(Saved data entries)
====

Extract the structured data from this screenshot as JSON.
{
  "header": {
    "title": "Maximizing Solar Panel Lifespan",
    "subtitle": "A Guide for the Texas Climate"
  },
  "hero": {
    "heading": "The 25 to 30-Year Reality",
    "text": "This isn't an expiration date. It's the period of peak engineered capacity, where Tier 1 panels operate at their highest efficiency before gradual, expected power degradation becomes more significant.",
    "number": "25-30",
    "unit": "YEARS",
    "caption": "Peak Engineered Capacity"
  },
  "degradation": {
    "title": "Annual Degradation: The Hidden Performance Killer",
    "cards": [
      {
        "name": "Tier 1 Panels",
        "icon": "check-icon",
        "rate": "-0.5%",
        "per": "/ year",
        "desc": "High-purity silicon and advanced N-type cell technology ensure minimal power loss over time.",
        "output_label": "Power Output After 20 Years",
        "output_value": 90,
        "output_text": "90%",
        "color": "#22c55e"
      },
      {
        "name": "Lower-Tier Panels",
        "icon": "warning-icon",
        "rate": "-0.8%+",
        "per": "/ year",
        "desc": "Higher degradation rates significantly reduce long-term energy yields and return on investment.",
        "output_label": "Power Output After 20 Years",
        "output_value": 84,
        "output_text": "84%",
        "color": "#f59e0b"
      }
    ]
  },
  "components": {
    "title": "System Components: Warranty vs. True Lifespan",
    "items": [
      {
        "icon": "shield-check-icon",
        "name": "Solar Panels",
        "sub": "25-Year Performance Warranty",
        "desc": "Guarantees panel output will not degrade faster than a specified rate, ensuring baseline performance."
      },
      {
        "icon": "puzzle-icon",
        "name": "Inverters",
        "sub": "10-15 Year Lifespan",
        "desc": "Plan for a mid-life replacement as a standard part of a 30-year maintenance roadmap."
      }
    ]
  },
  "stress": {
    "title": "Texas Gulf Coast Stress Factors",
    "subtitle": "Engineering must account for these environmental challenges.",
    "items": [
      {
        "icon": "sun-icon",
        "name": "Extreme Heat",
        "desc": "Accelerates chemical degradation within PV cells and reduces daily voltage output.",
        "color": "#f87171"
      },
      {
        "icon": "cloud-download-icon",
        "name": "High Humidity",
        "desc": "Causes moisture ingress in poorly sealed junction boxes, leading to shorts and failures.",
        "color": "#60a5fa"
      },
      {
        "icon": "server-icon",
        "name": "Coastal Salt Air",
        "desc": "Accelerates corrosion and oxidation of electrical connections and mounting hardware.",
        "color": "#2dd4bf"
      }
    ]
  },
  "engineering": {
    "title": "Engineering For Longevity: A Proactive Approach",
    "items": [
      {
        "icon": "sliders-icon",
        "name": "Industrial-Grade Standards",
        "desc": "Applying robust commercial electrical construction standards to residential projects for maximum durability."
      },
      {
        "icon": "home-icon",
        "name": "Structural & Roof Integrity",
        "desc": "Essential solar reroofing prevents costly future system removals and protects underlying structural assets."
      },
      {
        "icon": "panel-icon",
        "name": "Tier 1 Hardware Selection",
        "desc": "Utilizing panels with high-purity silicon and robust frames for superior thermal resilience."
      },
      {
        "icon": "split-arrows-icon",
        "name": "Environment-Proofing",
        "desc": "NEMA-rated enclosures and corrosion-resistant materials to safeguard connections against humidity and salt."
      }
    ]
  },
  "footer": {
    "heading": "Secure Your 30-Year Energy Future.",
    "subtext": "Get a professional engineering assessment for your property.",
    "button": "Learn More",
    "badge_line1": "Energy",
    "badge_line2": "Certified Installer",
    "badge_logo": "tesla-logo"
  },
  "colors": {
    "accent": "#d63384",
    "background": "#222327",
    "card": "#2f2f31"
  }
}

====

**WHAT IS EXPECTED**
Each line of the data above is to be duplicated exactly.

**ANSWER BELOW**
Extract the structured data from this screenshot as JSON.
{
  "header": {
    "title": "Maximizing Solar Panel Lifespan",
    "subtitle": "A Guide for the Texas Climate"
  },
  "hero": {
    "heading": "The 25 to 30-Year Reality",
    "text": "This isn't an expiration date. It's the period of peak engineered capacity, where Tier 1 panels operate at their highest efficiency before gradual, expected power degradation becomes more significant.",
    "number": "25-30",
    "unit": "YEARS",
    "caption": "Peak Engineered Capacity"
  },
  "degradation": {
    "title": "Annual Degradation: The Hidden Performance Killer",
    "cards": [
      {
        "name": "Tier 1 Panels",
        "icon": "check-icon",
        "rate": "-0.5%",
        "per": "/ year",
        "desc": "High-purity silicon and advanced N-type cell technology ensure minimal power loss over time.",
        "output_label": "Power Output After 20 Years",
        "output_value": 90,
        "output_text": "90%",
        "color": "#22c55e"
      },
      {
        "name": "Lower-Tier Panels",
        "icon": "warning-icon",
        "rate": "-0.8%+",
        "per": "/ year",
        "desc": "Higher degradation rates significantly reduce long-term energy yields and return on investment.",
        "output_label": "Power Output After 20 Years",
        "output_value": 84,
        "output_text": "84%",
        "color": "#f59e0b"
      }
    ]
  },
  "components": {
    "title": "System Components: Warranty vs. True Lifespan",
    "items": [
      {
        "icon": "shield-check-icon",
        "name": "Solar Panels",
        "sub": "25-Year Performance Warranty",
        "desc": "Guarantees panel output will not degrade faster than a specified rate, ensuring baseline performance."
      },
      {
        "icon": "puzzle-icon",
        "name": "Inverters",
        "sub": "10-15 Year Lifespan",
        "desc": "Plan for a mid-life replacement as a standard part of a 30-year maintenance roadmap."
      }
    ]
  },
  "stress": {
    "title": "Texas Gulf Coast Stress Factors",
    "subtitle": "Engineering must account for these environmental challenges.",
    "items": [
      {
        "icon": "sun-icon",
        "name": "Extreme Heat",
        "desc": "Accelerates chemical degradation within PV cells and reduces daily voltage output.",
        "color": "#f87171"
      },
      {
        "icon": "cloud-download-icon",
        "name": "High Humidity",
        "desc": "Causes moisture ingress in poorly sealed junction boxes, leading to shorts and failures.",
        "color": "#60a5fa"
      },
      {
        "icon": "server-icon",
        "name": "Coastal Salt Air",
        "desc": "Accelerates corrosion and oxidation of electrical connections and mounting hardware.",
        "color": "#2dd4bf"
      }
    ]
  },
  "engineering": {
    "title": "Engineering For Longevity: A Proactive Approach",
    "items": [
      {
        "icon": "sliders-icon",
        "name": "Industrial-Grade Standards",
        "desc": "Applying robust commercial electrical construction standards to residential projects for maximum durability."
      },
      {
        "icon": "home-icon",
        "name": "Structural & Roof Integrity",
        "desc": "Essential solar reroofing prevents costly future system removals and protects underlying structural assets."
      },
      {
        "icon": "panel-icon",
        "name": "Tier 1 Hardware Selection",
        "desc": "Utilizing panels with high-purity silicon and robust frames for superior thermal resilience."
      },
      {
        "icon": "split-arrows-icon",
        "name": "Environment-Proofing",
        "desc": "NEMA-rated enclosures and corrosion-resistant materials to safeguard connections against humidity and salt."
      }
    ]
  },
  "footer": {
    "heading": "Secure Your 30-Year Energy Future.",
    "subtext": "Get a professional engineering assessment for your property.",
    "button": "Learn More",
    "badge_line1": "Energy",
    "badge_line2": "Certified Installer",
    "badge_logo": "tesla-logo"
  },
  "colors": {
    "accent": "#d63384",
    "background": "#222327",
    "card": "#2f2f31"
  }
}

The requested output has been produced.